Task prompt
Locate the lines that hold the string "pelin". Copy every such line.

Dataset items:
══════════

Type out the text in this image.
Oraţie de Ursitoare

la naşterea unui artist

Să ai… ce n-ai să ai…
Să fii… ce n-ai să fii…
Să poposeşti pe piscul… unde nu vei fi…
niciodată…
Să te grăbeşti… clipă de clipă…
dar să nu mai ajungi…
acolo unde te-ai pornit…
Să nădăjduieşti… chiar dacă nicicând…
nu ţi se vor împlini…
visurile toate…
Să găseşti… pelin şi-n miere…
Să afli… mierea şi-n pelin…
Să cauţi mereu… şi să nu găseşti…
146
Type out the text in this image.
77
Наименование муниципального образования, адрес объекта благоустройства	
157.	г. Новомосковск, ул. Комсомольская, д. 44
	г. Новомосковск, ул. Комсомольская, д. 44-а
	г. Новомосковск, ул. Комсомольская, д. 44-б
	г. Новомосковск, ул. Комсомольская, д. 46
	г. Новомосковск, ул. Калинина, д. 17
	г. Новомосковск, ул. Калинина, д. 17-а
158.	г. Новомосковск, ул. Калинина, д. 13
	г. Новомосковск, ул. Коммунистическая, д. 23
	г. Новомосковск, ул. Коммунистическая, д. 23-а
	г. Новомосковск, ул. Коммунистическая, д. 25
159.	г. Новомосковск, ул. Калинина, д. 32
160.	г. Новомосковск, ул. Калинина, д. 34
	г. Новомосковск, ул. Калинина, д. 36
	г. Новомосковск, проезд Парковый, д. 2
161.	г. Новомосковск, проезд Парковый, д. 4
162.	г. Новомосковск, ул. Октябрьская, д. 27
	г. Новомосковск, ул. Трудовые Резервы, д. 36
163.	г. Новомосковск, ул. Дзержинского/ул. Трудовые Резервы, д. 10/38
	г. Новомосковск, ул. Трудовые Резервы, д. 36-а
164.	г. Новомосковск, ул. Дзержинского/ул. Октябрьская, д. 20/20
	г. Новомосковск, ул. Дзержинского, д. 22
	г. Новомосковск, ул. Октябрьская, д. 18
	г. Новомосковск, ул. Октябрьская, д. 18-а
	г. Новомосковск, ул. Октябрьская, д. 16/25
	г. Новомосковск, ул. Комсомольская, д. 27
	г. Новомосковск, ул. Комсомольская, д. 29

══════════

Result
Să găseşti… pelin şi-n miere…
Să afli… mierea şi-n pelin…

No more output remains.